#### WORK REQUIRED
All of the entries must be reproduced exactly, with no images carried over.

— start of INPUT FOR THIS TASK —

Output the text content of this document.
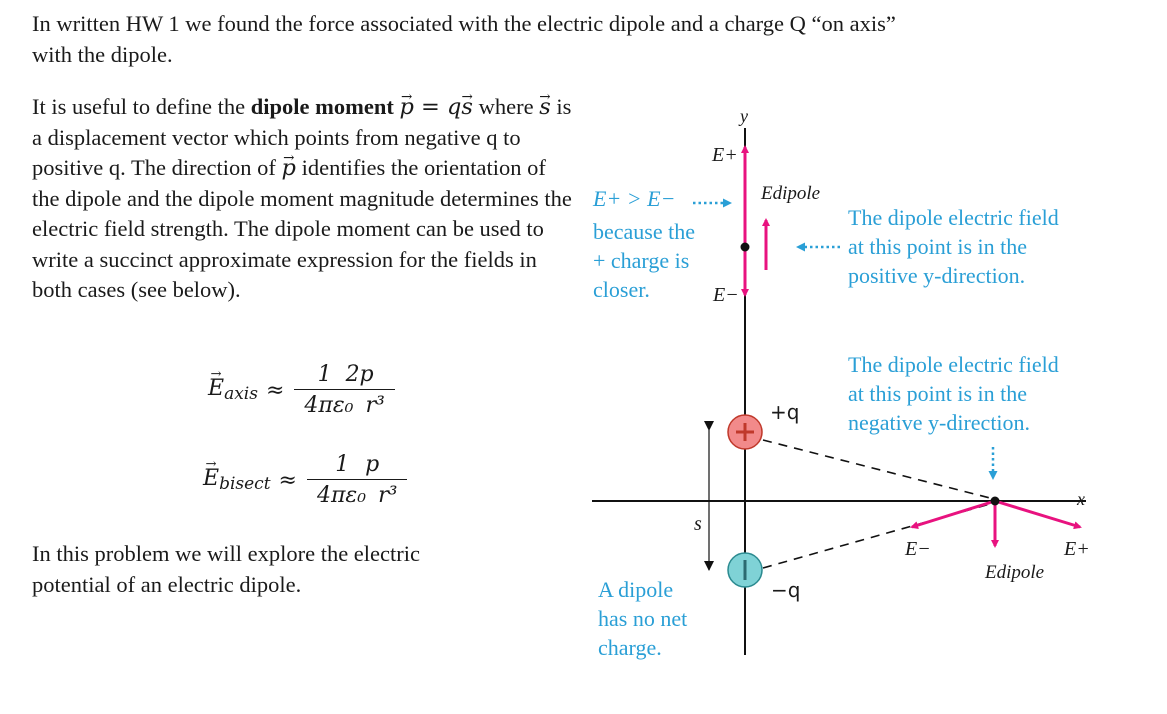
In written HW 1 we found the force associated with the electric dipole and a charge Q “on axis”
with the dipole.

It is useful to define the dipole moment → p = q→ s where → s is a displacement vector which points from negative q to positive q. The direction of → p identifies the orientation of the dipole and the dipole moment magnitude determines the electric field strength. The dipole moment can be used to write a succinct approximate expression for the fields in both cases (see below).

→ $E_{axis} \approx \frac{1 2p}{\text{4πε₀ r³}}$
→ $E_{bisect} \approx \frac{1 p}{\text{4πε₀ r³}}$

In this problem we will explore the electric
potential of an electric dipole.

y
x
+q
−q
s
E+
E−
Edipole
E−
Edipole
E+

E+ > E−

because the
+ charge is
closer.

The dipole electric field
at this point is in the
positive y-direction.

The dipole electric field
at this point is in the
negative y-direction.

A dipole
has no net
charge.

— end of INPUT FOR THIS TASK —

#### RESULT
Output the text content of this document.
In written HW 1 we found the force associated with the electric dipole and a charge Q “on axis”
with the dipole.

It is useful to define the dipole moment → p = q→ s where → s is a displacement vector which points from negative q to positive q. The direction of → p identifies the orientation of the dipole and the dipole moment magnitude determines the electric field strength. The dipole moment can be used to write a succinct approximate expression for the fields in both cases (see below).

→ $E_{axis} \approx \frac{1 2p}{\text{4πε₀ r³}}$
→ $E_{bisect} \approx \frac{1 p}{\text{4πε₀ r³}}$

In this problem we will explore the electric
potential of an electric dipole.

y
x
+q
−q
s
E+
E−
Edipole
E−
Edipole
E+

E+ > E−

because the
+ charge is
closer.

The dipole electric field
at this point is in the
positive y-direction.

The dipole electric field
at this point is in the
negative y-direction.

A dipole
has no net
charge.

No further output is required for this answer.